Reading text:
•••••
The Austrian Customs: Humorous story mocking bureaucracy and overzealous civil servants, in specific it satirizes customs. Also satirizes the common occurrence of people voting directly against their interests.

The Bachura Scandal: Satirizes bureaucracy, in specific that of a city government, and the delays and arrogance many bureaucrats cling to and use against the public. As if the uselessness of their jobs is all too clear to them, the exaggerated and corrupt hierarchy in the office too unjust for them not to understand, and they take this out on the public at large. Also an attack on the common occurrence of "small fish" being punished publicly for "corruption," while those stealing like madmen are continuously promoted.

The Baron's Bloodhound: Biting satire of aristocrats and their "morals": i.e. disdain of everyone who isn't an aristocrat, and unwavering commitment to their backward ideas of "honor," among these being that work is below them. Also satires in general the "fallen" rich who cling to past "glory" and still feel they are better than everyone else.

The Battle for Souls: Satire of organized religion, especially the concept that people are going to change their lives because of the sermon of some cleric. Also mocks the practice of "confession" and how it is used: people go, confess, and then go right on with doing the same things. It also criticizes the classist nature of religious "morals": stealing food, etc. is labelled a serious sin, whereas accumulating obscene amounts of money is not.

The Betyar's Tale: Humorous story about a Hungarian herder, a vow of revenge, and the dangers of insulting people behind their backs.

The Coffin-Dealer: Humorous sketch about the bad luck of a certain trader.

The Criminals' Strike: A satire of the capitalist propaganda that all are equal under the law, when in fact the rich and powerful are always treated differently. Also mocks the justice system itself, with it's lawyers, judges and corrupt policemen: in the end they all have jobs solely because of crime, and in a just society with no crime, they would have no work and no power.

The Cynological Institute: Humorous sketch about the "dog-trade" and two unadept con-artists.

The Demon Barber of Prague: Satire of those reactionary, long-winded idiots who go on and on in public about current event and politics, even getting bizarly excited, all while knowing little to nothing on the topic at hand.

The Emperor's Portrait: Satire of the practice of hanging pictures of government officials and heads of state. Also attacks the repressive state machinery that hunts those who criticize or satirize the corrupt and blood-thirsty heads of state.
•••••
Exercise objective: Write the next few entries in the list of satirical story summaries, picking up after the entry for "The Emperor's Portrait." You won't need the records.

Dataset excerpts:
•••••
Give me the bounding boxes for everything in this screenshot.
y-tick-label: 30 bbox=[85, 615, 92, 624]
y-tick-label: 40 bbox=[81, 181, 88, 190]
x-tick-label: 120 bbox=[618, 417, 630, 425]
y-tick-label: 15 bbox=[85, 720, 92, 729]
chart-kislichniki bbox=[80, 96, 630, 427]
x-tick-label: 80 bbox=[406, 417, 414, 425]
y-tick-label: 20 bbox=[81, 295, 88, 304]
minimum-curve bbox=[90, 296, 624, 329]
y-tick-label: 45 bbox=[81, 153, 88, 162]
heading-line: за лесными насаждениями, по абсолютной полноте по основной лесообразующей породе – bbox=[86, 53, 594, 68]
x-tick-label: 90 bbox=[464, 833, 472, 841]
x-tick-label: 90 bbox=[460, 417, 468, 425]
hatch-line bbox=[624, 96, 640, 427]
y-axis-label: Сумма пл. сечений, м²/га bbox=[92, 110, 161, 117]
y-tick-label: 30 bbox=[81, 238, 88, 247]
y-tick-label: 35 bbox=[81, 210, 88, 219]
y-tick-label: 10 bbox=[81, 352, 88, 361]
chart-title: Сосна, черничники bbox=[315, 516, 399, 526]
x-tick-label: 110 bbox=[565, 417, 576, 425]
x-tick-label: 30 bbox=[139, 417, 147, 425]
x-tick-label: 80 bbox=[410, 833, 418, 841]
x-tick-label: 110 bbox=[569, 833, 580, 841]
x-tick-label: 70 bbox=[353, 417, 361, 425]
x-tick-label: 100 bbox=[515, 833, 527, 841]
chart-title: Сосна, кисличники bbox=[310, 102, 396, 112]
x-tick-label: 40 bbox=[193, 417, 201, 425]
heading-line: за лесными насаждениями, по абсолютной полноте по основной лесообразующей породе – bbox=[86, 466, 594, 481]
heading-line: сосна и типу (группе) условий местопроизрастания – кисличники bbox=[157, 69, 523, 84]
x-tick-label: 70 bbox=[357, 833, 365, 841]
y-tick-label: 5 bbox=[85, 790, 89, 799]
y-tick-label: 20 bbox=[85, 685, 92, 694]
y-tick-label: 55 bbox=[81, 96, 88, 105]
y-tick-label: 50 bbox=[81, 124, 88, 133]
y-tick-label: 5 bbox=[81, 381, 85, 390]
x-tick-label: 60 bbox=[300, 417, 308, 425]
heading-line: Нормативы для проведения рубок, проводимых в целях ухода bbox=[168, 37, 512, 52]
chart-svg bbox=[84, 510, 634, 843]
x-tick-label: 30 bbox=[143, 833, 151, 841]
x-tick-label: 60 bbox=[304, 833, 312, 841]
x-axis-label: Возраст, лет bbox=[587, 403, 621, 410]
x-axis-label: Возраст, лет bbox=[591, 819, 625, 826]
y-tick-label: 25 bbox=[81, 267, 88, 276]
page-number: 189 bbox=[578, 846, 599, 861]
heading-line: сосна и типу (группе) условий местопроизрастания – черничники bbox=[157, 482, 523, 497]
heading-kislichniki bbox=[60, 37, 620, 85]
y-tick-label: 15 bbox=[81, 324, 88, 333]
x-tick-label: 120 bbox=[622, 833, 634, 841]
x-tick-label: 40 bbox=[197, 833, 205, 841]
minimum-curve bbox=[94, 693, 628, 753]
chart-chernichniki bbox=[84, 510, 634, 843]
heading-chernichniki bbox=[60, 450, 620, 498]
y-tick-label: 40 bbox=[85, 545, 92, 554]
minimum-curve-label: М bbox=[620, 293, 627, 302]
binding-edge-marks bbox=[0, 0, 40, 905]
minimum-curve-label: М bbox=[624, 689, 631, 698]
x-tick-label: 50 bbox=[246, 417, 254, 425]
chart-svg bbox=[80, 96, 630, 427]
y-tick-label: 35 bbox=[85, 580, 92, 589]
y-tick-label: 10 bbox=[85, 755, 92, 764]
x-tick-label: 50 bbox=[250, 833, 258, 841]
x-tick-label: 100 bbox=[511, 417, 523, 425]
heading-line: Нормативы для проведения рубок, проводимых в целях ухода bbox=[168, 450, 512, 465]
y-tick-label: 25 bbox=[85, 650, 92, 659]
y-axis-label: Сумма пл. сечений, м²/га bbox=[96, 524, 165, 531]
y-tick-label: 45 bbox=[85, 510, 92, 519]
•••••
Answer section:
The Immoral Calendars: Satire of moralistic censorship and the hypocrites that carry it out. Also satirizes those moralizing hypocrites who rage against "immorality" while continuously displaying an unnatural interest in the subject, when they don't practice this "immorality" themselves.

The Judicial Reform of Mr Zakon: Hašek mocks the bourgeois obsession with eliminating crime, and makes the point that crime exists because of the system (capitalism) that they cherish. In fact, the solution to crime is quite simple and would please all "criminals": provide those without means to support themselves with a dignified life free of constant economic worries.

The Moansernspitze Expedition: Satire of the businessman who profit from tragedy, and who are more than willing to help fate along by engineering their own tragedies to further enrich themselves.

The Official Zeal of Mr Stepan Brych: Mocks the overzealous policemen, toll-collectors, etc who pollute our cities and make life miserable for normal people, all in exchange for meager salaries and the hate of the population.

The Purple Thunderbolt: Hilarious satire of religion, especially of "divine" punishment and the evilness of the clergy.

The Tourist Guide: Humorous sketch which mocks the scam artists who try to take advantage of tourists, and pokes fun at certain aspects of German life.

The Unfortunate Affair of the Tomcat: Satirizes the pettiness some people will resort to because of minor, insignificant "electoral" differences. Also mocks the police and the repressive bureaucracy with life or death responsibility over our lives.